_Problemi da risolvere_
1/ Nel testo sulle genealogie, riporta tutto il passo da "In pratica, con" giù fino a "le loro genealogie.", rinominando "Cronista" in "Cronachista".
2/ Quanti capitoli di genealogie impiega il Cronista secondo il testo sulle genealogie?
3/ Condensa il paragrafo del testo sulle genealogie che inizia con "In pratica, con nove capitoli", mantenendone i fatti principali.

_Testo della pagina_
<<<<

In pratica, con nove capitoli di genealogie, tra le quali si rintracciano praticamente tutti i protagonisti del Pentateuco, il Cronista intende riassumere l'intera vicenda storico-religiosa di Israele antecedente all'era monarchica. Un procedimento analogo sarà adottato anche nel Nuovo Testamento da Matteo e Luca, che presenteranno delle genealogie di Gesù per ricollegarlo a tutta la Storia della Salvezza a Lui precedente. I due evangelisti hanno tra l'altro attinto copiosamente agli elenchi del Cronista per compilare le loro genealogie.

>>>>

_Elenco dei dati_
<<<<

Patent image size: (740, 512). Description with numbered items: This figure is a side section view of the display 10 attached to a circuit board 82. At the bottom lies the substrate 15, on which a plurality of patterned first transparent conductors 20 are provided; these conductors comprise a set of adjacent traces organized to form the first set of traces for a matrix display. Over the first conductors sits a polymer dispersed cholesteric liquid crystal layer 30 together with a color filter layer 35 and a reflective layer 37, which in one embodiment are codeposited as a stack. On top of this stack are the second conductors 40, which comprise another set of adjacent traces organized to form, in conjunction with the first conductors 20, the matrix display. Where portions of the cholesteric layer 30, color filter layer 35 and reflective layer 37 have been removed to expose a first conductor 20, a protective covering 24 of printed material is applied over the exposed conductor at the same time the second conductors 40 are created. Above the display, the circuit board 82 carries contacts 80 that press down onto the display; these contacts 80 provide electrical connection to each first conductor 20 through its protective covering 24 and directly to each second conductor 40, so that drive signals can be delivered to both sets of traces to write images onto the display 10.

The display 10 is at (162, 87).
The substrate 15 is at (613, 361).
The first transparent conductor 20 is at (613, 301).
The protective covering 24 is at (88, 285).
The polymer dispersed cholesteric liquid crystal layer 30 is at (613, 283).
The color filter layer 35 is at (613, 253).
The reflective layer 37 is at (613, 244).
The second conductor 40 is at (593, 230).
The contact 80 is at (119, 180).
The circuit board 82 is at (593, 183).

>>>>

_Soluzioni dell'esercizio_
1/
In pratica, con nove capitoli di genealogie, tra le quali si rintracciano praticamente tutti i protagonisti del Pentateuco, il Cronachista intende riassumere l'intera vicenda storico-religiosa di Israele antecedente all'era monarchica. Un procedimento analogo sarà adottato anche nel Nuovo Testamento da Matteo e Luca, che presenteranno delle genealogie di Gesù per ricollegarlo a tutta la Storia della Salvezza a Lui precedente. I due evangelisti hanno tra l'altro attinto copiosamente agli elenchi del Cronachista per compilare le loro genealogie.

2/ Nove capitoli.

3/ Con nove capitoli di genealogie, che comprendono quasi tutti i protagonisti del Pentateuco, il Cronista riassume la vicenda storico-religiosa di Israele precedente all'era monarchica. Nel Nuovo Testamento Matteo e Luca adottano lo stesso procedimento con le genealogie di Gesù, per ricollegarlo all'intera Storia della Salvezza a Lui precedente. Per compilarle attingono ampiamente agli elenchi del Cronista.